>> BEGIN MATERIAL SUPPLIED
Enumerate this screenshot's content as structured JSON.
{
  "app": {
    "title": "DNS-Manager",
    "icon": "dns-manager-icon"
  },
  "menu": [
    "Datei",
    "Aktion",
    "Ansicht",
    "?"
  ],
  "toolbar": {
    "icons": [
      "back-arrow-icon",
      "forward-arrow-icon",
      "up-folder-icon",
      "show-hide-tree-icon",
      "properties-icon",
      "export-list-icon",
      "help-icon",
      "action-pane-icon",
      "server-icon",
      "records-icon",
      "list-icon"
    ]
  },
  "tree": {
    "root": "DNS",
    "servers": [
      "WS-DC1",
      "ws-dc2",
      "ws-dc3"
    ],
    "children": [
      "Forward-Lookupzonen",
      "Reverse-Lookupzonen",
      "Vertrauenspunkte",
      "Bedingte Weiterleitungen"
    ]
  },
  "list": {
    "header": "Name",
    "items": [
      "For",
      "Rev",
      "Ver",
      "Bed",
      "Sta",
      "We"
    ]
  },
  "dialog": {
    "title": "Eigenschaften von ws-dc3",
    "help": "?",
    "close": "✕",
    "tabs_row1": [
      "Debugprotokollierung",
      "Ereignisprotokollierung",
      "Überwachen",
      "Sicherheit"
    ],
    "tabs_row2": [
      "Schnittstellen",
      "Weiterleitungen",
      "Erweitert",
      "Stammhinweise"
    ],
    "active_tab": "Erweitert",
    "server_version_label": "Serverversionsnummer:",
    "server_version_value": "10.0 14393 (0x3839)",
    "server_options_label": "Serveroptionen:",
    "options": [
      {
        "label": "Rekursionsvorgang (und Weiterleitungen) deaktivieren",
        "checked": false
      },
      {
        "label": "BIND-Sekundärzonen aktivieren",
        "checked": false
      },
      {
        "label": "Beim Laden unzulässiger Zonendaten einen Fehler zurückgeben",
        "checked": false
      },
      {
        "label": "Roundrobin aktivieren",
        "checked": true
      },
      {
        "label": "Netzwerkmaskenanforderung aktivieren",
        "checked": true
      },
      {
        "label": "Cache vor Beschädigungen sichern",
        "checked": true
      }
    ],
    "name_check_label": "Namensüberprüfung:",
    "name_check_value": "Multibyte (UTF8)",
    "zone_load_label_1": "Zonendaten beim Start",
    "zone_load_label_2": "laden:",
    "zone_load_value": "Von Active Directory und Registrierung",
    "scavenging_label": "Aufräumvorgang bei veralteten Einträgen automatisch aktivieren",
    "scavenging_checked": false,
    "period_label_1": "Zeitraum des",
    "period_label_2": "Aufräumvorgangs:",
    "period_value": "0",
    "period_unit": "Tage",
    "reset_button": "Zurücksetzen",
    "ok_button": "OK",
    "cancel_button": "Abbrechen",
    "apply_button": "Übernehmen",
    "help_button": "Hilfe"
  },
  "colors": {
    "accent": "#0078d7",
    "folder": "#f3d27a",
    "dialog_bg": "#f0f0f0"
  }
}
>> END MATERIAL SUPPLIED
Find each line with the string "Lookupzonen" and copy it out.

■ CORRECT RESPONSE
      "Forward-Lookupzonen",
      "Reverse-Lookupzonen",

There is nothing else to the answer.